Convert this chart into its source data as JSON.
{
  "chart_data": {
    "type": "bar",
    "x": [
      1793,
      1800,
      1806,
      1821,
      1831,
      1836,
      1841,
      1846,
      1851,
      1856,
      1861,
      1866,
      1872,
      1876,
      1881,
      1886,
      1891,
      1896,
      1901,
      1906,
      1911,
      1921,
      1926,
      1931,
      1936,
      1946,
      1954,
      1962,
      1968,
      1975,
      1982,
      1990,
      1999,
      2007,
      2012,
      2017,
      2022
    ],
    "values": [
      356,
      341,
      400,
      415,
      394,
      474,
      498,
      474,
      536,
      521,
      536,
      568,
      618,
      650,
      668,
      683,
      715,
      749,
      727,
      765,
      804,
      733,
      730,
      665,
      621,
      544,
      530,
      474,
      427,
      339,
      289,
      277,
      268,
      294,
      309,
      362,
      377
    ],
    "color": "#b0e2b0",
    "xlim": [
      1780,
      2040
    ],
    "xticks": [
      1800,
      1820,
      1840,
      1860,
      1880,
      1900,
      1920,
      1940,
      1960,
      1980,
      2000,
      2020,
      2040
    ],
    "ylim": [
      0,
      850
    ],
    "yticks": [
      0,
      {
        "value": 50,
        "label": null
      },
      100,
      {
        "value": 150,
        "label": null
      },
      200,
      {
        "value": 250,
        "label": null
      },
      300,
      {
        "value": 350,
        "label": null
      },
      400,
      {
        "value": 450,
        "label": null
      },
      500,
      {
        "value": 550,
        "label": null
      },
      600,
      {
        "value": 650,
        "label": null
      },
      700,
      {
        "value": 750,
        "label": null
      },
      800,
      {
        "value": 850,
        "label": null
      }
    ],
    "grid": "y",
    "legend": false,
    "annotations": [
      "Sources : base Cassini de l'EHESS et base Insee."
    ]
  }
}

☆ ☆ ☆ ☆ ☆

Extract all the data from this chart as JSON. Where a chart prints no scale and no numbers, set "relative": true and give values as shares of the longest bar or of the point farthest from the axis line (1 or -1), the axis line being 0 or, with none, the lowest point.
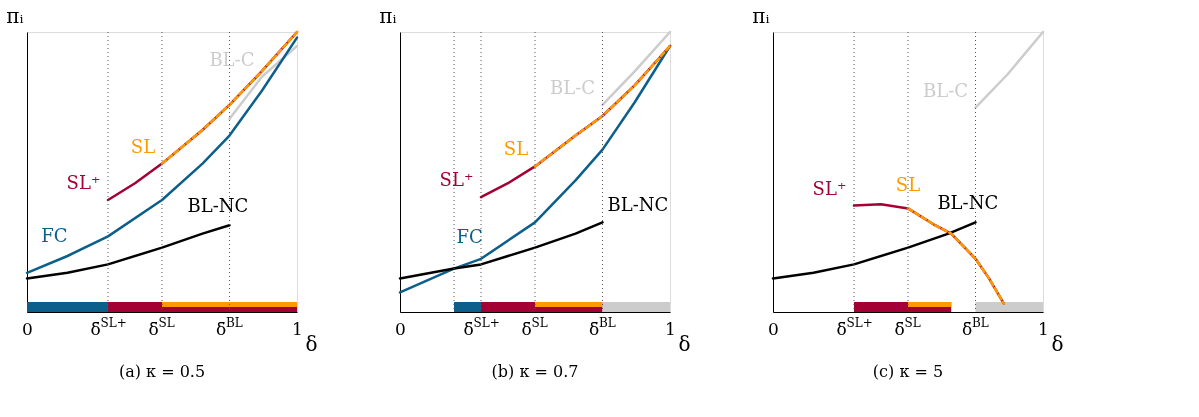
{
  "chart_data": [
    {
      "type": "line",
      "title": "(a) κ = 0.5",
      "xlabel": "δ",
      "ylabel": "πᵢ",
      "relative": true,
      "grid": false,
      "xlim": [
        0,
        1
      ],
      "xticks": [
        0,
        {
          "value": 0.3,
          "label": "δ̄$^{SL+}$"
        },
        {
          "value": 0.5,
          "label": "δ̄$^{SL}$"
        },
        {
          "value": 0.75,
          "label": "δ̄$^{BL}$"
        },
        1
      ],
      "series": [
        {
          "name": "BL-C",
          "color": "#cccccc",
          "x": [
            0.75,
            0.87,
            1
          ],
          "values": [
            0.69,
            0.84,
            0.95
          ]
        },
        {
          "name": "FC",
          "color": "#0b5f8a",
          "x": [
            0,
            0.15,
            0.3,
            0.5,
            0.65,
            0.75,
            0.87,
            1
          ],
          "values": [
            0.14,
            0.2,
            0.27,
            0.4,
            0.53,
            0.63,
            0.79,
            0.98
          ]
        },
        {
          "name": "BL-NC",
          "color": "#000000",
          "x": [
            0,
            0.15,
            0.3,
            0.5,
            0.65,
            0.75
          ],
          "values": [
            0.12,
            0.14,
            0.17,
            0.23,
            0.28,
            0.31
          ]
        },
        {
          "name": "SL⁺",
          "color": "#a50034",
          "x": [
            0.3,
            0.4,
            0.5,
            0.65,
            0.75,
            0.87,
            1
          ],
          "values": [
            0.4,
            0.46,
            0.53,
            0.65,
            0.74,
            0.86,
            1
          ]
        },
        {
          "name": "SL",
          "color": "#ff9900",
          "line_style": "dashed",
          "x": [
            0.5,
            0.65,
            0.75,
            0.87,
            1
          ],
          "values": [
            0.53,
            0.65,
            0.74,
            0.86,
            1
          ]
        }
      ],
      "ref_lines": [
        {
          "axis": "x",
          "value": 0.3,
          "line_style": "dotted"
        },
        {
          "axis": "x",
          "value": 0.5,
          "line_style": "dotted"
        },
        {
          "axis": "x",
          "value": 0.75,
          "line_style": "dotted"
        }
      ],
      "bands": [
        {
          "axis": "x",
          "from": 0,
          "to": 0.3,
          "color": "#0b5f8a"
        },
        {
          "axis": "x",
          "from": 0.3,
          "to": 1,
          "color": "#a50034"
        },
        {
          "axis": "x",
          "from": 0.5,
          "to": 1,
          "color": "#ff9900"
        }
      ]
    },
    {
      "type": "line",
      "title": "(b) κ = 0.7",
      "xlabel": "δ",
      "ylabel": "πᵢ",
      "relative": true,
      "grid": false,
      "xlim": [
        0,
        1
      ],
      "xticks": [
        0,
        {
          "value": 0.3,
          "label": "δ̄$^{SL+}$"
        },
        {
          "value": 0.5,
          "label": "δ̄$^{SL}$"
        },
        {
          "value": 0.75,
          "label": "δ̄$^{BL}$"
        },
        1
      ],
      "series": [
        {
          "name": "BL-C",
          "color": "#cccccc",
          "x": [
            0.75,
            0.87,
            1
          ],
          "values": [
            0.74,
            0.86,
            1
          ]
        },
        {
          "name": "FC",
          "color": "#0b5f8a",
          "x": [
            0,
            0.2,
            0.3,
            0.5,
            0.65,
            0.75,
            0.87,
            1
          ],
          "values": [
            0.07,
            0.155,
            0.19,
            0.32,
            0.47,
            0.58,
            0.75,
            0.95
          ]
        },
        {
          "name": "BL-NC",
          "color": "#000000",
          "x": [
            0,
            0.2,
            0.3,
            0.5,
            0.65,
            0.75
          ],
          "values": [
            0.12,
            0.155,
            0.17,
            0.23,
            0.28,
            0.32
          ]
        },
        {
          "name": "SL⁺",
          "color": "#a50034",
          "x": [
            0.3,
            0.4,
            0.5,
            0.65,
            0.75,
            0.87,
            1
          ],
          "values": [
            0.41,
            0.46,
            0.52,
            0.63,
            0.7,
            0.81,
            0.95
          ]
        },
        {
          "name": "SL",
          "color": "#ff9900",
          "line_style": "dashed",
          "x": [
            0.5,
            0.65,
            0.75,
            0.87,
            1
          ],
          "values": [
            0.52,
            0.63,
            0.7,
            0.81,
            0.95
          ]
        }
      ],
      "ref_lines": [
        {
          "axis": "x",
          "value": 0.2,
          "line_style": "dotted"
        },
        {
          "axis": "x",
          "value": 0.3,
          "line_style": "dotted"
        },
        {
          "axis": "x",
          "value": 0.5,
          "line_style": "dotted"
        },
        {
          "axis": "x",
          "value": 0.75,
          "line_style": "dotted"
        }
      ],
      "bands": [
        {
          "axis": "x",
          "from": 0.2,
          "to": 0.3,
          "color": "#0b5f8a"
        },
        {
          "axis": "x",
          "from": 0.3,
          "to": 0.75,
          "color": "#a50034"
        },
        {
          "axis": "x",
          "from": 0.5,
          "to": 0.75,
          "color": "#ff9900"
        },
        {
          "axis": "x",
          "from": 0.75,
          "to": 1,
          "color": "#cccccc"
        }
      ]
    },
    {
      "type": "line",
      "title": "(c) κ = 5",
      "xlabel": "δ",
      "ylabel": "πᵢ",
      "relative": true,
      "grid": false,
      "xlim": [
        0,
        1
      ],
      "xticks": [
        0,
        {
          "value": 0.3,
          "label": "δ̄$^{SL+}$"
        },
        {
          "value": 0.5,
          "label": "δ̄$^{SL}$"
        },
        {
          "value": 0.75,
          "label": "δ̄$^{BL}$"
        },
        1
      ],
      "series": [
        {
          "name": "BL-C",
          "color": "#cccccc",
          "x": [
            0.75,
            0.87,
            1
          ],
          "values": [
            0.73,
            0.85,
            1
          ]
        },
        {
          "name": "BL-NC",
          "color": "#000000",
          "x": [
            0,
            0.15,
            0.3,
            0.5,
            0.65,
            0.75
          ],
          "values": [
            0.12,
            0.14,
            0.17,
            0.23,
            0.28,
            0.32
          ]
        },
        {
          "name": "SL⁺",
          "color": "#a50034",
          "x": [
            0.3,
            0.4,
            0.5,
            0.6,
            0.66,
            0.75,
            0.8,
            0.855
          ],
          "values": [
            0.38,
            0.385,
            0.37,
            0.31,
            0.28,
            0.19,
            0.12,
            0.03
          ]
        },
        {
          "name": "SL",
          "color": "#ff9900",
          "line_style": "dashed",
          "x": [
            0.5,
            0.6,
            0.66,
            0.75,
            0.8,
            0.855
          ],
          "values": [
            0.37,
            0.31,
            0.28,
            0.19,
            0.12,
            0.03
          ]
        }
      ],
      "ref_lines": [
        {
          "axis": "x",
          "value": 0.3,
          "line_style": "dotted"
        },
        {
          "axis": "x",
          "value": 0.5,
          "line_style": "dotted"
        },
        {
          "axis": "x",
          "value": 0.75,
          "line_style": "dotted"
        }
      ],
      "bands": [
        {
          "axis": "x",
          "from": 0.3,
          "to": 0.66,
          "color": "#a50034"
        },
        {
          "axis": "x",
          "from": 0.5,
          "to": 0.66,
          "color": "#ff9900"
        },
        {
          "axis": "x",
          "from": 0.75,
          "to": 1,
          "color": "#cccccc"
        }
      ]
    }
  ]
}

☆ ☆ ☆ ☆ ☆

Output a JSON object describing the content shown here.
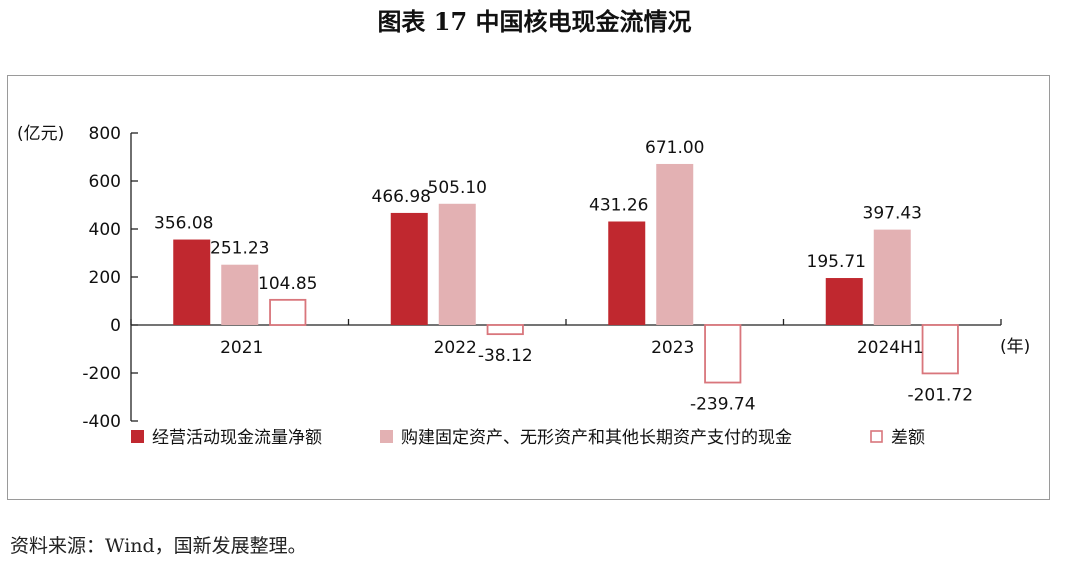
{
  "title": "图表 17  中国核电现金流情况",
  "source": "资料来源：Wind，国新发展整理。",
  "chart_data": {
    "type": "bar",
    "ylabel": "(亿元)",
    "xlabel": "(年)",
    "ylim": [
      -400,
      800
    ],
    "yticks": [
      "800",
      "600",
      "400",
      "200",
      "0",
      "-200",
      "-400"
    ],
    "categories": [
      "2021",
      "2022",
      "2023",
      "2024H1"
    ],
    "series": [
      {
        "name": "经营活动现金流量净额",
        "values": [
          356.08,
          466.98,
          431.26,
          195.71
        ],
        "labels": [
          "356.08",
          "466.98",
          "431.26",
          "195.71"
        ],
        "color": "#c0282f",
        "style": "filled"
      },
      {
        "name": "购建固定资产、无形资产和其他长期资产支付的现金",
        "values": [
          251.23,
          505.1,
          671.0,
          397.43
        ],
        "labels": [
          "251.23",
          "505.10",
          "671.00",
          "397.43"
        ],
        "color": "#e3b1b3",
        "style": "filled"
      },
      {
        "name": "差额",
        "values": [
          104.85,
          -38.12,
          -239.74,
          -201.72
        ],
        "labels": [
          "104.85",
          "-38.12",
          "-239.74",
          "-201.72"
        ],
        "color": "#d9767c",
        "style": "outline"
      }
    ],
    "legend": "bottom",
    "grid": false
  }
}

☆ ☆ ☆ ☆ ☆

What needs to be done
Return the lines of the records that include the string "this".

Worked solution
Convert this chart into its source data as JSON.
Extract all the data from this chart as JSON. Where a chart prints no scale and no numbers, set "relative": true and give values as shares of the longest bar or of the point farthest from the axis line (1 or -1), the axis line being 0 or, with none, the lowest point.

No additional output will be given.